Your task is to extract every entry that follows word for word while excluding the pictures.

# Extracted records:
★ ★ ★ ★ ★

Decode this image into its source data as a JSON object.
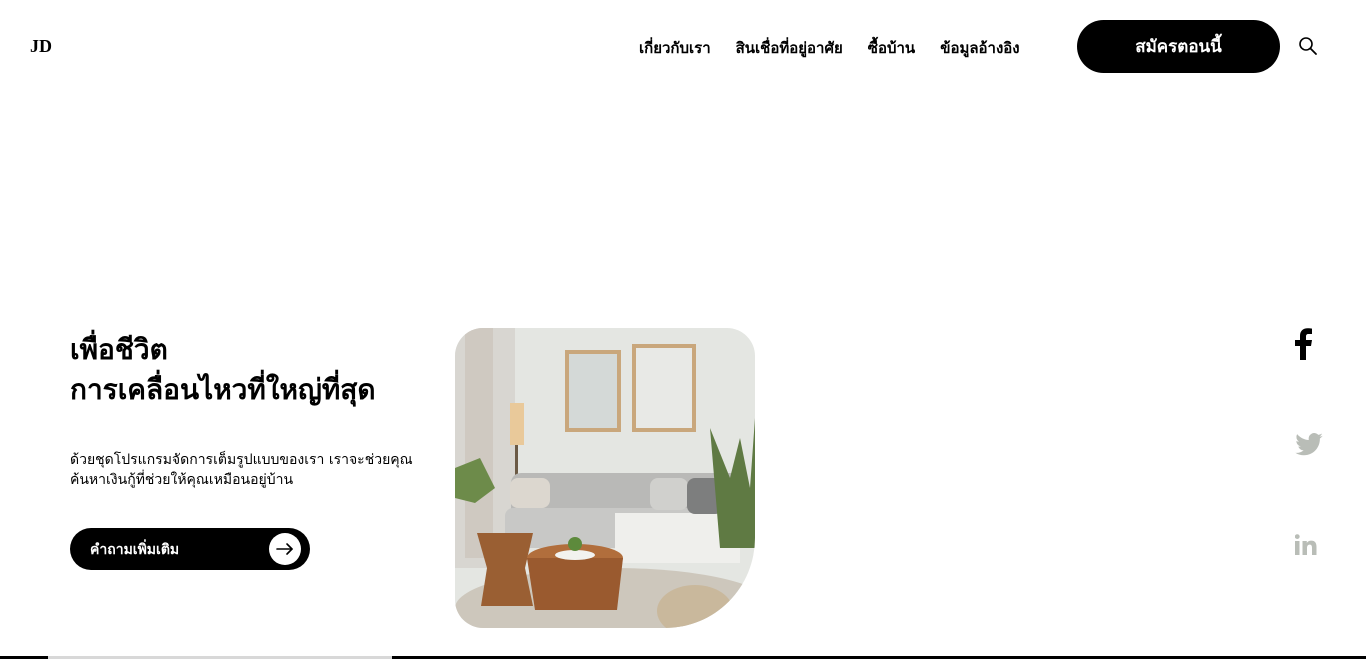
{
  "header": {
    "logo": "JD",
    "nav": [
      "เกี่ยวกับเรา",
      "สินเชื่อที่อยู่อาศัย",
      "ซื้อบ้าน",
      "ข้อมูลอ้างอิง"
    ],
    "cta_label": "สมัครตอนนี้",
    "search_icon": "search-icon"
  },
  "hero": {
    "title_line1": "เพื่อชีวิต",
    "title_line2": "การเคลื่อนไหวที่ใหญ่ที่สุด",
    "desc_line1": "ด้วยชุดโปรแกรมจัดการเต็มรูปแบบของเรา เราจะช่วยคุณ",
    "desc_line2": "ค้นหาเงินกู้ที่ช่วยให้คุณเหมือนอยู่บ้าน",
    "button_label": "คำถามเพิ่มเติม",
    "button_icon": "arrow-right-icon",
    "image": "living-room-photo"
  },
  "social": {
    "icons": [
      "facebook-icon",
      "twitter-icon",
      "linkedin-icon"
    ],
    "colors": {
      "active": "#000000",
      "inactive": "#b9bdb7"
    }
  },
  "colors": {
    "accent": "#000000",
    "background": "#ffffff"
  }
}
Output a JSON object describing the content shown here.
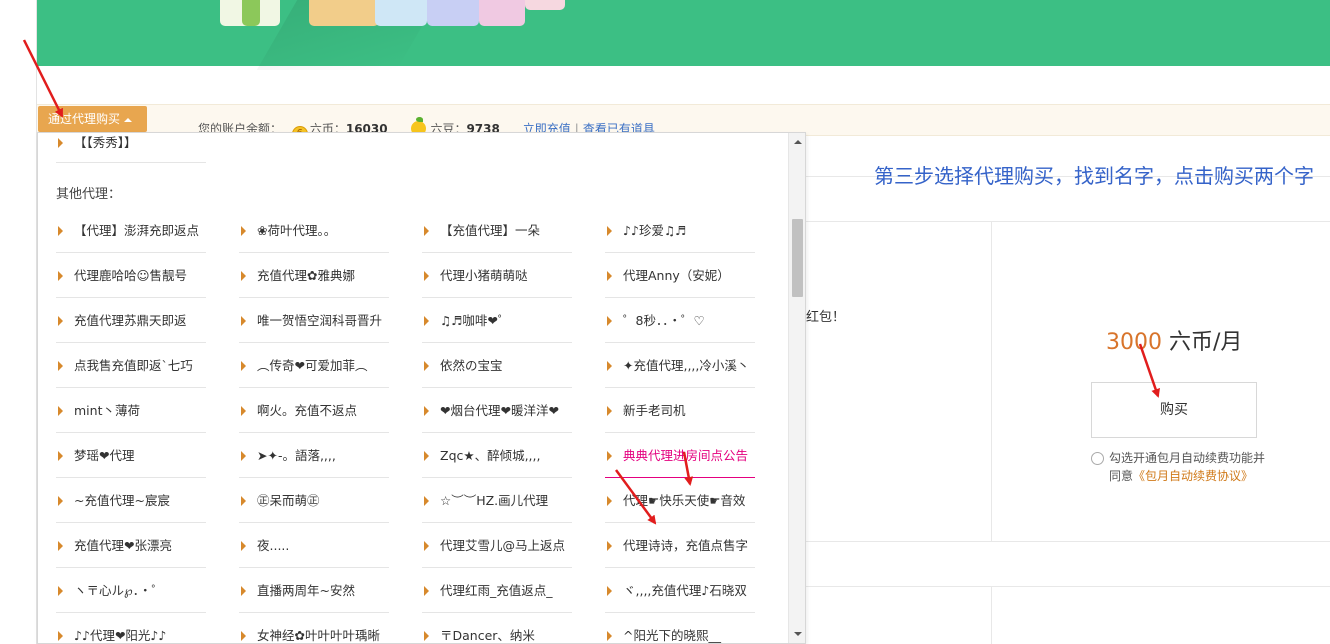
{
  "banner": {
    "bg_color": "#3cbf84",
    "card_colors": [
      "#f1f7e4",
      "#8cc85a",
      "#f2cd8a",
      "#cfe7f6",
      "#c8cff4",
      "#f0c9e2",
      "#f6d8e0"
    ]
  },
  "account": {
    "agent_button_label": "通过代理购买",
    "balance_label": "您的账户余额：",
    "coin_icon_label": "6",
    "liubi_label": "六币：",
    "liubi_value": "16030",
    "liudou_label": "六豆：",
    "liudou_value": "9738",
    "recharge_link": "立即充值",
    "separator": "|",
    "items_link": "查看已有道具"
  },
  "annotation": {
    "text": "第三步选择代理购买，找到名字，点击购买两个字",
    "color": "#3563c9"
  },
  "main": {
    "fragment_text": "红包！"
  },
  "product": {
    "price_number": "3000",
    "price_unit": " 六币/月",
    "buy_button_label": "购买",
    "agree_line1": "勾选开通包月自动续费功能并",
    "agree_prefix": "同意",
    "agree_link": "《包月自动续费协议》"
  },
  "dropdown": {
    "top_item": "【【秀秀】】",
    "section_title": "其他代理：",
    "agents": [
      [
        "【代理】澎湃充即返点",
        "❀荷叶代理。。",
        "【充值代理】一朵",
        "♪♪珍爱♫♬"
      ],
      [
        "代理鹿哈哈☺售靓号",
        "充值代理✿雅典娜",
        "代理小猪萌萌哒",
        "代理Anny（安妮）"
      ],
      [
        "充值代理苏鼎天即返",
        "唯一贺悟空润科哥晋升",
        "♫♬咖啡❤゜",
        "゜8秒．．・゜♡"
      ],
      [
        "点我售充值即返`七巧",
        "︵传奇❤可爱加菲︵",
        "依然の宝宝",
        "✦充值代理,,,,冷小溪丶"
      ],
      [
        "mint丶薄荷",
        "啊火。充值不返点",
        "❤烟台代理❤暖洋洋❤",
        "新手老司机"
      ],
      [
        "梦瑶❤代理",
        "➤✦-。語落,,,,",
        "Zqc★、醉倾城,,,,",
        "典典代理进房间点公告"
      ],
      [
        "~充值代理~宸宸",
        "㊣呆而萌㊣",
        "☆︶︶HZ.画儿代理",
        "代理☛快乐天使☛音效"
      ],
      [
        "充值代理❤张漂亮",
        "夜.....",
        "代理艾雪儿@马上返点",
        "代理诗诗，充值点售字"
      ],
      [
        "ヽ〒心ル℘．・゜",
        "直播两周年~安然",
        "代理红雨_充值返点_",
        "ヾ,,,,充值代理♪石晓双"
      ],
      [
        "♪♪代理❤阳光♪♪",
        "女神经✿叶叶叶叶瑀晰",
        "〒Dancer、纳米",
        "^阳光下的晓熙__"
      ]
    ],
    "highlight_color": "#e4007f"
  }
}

★ ★ ★ ★ ★

# Solved problem:
Decode this image into its source data as a JSON object.
{
  "header": {
    "logo": "JD",
    "nav": [
      "เกี่ยวกับเรา",
      "สินเชื่อที่อยู่อาศัย",
      "ซื้อบ้าน",
      "ข้อมูลอ้างอิง"
    ],
    "cta_label": "สมัครตอนนี้",
    "search_icon": "search-icon"
  },
  "hero": {
    "title_line1": "เพื่อชีวิต",
    "title_line2": "การเคลื่อนไหวที่ใหญ่ที่สุด",
    "desc_line1": "ด้วยชุดโปรแกรมจัดการเต็มรูปแบบของเรา เราจะช่วยคุณ",
    "desc_line2": "ค้นหาเงินกู้ที่ช่วยให้คุณเหมือนอยู่บ้าน",
    "button_label": "คำถามเพิ่มเติม",
    "button_icon": "arrow-right-icon",
    "image": "living-room-photo"
  },
  "social": {
    "icons": [
      "facebook-icon",
      "twitter-icon",
      "linkedin-icon"
    ],
    "colors": {
      "active": "#000000",
      "inactive": "#b9bdb7"
    }
  },
  "colors": {
    "accent": "#000000",
    "background": "#ffffff"
  }
}
Output a JSON object describing the content shown here.
{
  "banner": {
    "bg_color": "#3cbf84",
    "card_colors": [
      "#f1f7e4",
      "#8cc85a",
      "#f2cd8a",
      "#cfe7f6",
      "#c8cff4",
      "#f0c9e2",
      "#f6d8e0"
    ]
  },
  "account": {
    "agent_button_label": "通过代理购买",
    "balance_label": "您的账户余额：",
    "coin_icon_label": "6",
    "liubi_label": "六币：",
    "liubi_value": "16030",
    "liudou_label": "六豆：",
    "liudou_value": "9738",
    "recharge_link": "立即充值",
    "separator": "|",
    "items_link": "查看已有道具"
  },
  "annotation": {
    "text": "第三步选择代理购买，找到名字，点击购买两个字",
    "color": "#3563c9"
  },
  "main": {
    "fragment_text": "红包！"
  },
  "product": {
    "price_number": "3000",
    "price_unit": " 六币/月",
    "buy_button_label": "购买",
    "agree_line1": "勾选开通包月自动续费功能并",
    "agree_prefix": "同意",
    "agree_link": "《包月自动续费协议》"
  },
  "dropdown": {
    "top_item": "【【秀秀】】",
    "section_title": "其他代理：",
    "agents": [
      [
        "【代理】澎湃充即返点",
        "❀荷叶代理。。",
        "【充值代理】一朵",
        "♪♪珍爱♫♬"
      ],
      [
        "代理鹿哈哈☺售靓号",
        "充值代理✿雅典娜",
        "代理小猪萌萌哒",
        "代理Anny（安妮）"
      ],
      [
        "充值代理苏鼎天即返",
        "唯一贺悟空润科哥晋升",
        "♫♬咖啡❤゜",
        "゜8秒．．・゜♡"
      ],
      [
        "点我售充值即返`七巧",
        "︵传奇❤可爱加菲︵",
        "依然の宝宝",
        "✦充值代理,,,,冷小溪丶"
      ],
      [
        "mint丶薄荷",
        "啊火。充值不返点",
        "❤烟台代理❤暖洋洋❤",
        "新手老司机"
      ],
      [
        "梦瑶❤代理",
        "➤✦-。語落,,,,",
        "Zqc★、醉倾城,,,,",
        "典典代理进房间点公告"
      ],
      [
        "~充值代理~宸宸",
        "㊣呆而萌㊣",
        "☆︶︶HZ.画儿代理",
        "代理☛快乐天使☛音效"
      ],
      [
        "充值代理❤张漂亮",
        "夜.....",
        "代理艾雪儿@马上返点",
        "代理诗诗，充值点售字"
      ],
      [
        "ヽ〒心ル℘．・゜",
        "直播两周年~安然",
        "代理红雨_充值返点_",
        "ヾ,,,,充值代理♪石晓双"
      ],
      [
        "♪♪代理❤阳光♪♪",
        "女神经✿叶叶叶叶瑀晰",
        "〒Dancer、纳米",
        "^阳光下的晓熙__"
      ]
    ],
    "highlight_color": "#e4007f"
  }
}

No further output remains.